(Saved entries)
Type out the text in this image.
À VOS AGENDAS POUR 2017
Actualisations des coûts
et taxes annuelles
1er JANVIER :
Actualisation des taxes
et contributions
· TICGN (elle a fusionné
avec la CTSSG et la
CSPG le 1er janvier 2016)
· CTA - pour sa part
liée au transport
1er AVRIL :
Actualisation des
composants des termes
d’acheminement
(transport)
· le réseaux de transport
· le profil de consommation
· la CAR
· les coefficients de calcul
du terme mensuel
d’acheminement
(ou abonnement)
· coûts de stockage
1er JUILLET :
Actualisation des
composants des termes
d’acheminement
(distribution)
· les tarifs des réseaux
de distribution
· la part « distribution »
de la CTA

...

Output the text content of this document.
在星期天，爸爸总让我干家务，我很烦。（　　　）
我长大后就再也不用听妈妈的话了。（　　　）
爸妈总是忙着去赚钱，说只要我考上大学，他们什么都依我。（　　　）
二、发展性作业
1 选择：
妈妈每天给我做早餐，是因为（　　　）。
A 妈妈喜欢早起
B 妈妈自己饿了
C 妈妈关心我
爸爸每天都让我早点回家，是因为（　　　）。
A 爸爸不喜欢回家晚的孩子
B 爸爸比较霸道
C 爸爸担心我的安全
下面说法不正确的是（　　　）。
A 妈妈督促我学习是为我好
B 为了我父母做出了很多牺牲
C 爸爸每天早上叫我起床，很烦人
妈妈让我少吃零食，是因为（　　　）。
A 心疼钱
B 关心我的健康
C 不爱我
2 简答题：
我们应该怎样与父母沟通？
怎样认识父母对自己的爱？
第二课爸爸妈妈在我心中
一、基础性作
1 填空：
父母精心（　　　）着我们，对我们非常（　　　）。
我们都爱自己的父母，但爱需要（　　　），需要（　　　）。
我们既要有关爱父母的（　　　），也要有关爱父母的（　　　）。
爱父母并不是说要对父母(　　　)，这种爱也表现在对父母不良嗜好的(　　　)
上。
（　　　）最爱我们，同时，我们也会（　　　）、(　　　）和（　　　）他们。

> Written instruction:
Go through the listing above and return every line where the word "this" occurs.

> The result:
Type out the text in this image.
Output the text content of this document.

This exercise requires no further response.